Your task is to count the lines of the entries below that include the word "JSON" and to give only the resulting number.

######

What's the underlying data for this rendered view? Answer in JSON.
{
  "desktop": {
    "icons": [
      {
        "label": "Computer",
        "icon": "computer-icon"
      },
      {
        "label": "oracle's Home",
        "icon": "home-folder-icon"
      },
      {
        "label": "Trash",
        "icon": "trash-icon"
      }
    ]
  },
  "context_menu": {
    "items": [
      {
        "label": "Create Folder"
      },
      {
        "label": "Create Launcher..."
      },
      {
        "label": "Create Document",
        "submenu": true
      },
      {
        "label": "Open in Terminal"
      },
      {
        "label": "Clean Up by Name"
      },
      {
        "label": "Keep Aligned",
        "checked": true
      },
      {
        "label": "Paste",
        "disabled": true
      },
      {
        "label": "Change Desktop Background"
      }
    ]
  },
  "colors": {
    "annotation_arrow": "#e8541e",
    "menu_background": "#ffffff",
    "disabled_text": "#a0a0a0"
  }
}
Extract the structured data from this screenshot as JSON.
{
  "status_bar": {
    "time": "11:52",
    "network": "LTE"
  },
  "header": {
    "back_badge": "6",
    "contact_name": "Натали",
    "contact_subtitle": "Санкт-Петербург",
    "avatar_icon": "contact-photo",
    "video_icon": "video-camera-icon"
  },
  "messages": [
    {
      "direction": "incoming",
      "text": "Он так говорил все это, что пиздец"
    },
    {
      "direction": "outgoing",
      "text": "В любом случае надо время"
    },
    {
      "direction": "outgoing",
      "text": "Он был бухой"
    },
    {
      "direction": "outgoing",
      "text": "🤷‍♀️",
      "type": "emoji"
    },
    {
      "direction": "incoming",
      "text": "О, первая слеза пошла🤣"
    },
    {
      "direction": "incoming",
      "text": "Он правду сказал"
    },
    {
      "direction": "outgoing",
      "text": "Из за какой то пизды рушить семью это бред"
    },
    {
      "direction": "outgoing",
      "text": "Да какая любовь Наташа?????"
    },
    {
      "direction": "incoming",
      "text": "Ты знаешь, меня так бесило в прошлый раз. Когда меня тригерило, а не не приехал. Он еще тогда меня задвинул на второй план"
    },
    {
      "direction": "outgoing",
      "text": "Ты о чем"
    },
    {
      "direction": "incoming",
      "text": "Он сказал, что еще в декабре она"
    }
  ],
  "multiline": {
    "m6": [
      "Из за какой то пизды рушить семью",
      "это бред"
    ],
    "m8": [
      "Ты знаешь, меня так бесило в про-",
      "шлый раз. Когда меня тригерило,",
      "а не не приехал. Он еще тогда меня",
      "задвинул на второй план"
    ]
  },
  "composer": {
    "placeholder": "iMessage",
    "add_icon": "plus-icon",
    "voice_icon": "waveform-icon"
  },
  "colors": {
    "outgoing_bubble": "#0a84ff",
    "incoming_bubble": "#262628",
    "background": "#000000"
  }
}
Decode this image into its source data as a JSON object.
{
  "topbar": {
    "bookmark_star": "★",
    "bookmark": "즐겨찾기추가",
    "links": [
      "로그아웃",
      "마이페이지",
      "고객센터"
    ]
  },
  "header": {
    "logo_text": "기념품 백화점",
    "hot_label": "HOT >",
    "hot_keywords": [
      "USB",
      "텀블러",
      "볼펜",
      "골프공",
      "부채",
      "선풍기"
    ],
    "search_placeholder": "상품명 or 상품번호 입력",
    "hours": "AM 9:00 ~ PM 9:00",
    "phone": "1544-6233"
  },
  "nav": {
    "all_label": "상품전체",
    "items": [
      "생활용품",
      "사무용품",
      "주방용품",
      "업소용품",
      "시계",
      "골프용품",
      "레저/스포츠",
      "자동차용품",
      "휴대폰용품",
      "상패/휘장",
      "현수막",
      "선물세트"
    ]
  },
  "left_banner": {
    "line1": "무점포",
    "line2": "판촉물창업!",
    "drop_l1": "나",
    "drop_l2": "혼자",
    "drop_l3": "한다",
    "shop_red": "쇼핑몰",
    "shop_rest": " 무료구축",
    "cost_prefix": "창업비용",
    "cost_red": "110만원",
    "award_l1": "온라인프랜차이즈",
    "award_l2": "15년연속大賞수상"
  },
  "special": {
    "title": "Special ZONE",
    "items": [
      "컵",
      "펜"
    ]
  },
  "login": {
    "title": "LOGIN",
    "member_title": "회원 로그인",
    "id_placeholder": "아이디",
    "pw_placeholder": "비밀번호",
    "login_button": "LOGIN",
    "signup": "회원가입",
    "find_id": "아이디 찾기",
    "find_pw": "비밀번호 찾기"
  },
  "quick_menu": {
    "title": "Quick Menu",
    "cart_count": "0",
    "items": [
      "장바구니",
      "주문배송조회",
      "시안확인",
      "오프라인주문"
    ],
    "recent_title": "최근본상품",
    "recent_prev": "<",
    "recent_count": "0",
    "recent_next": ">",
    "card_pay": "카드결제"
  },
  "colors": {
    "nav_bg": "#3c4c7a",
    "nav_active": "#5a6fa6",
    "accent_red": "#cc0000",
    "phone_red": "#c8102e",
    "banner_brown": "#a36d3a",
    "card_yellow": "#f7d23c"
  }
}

######

:: Solution for this task ::
3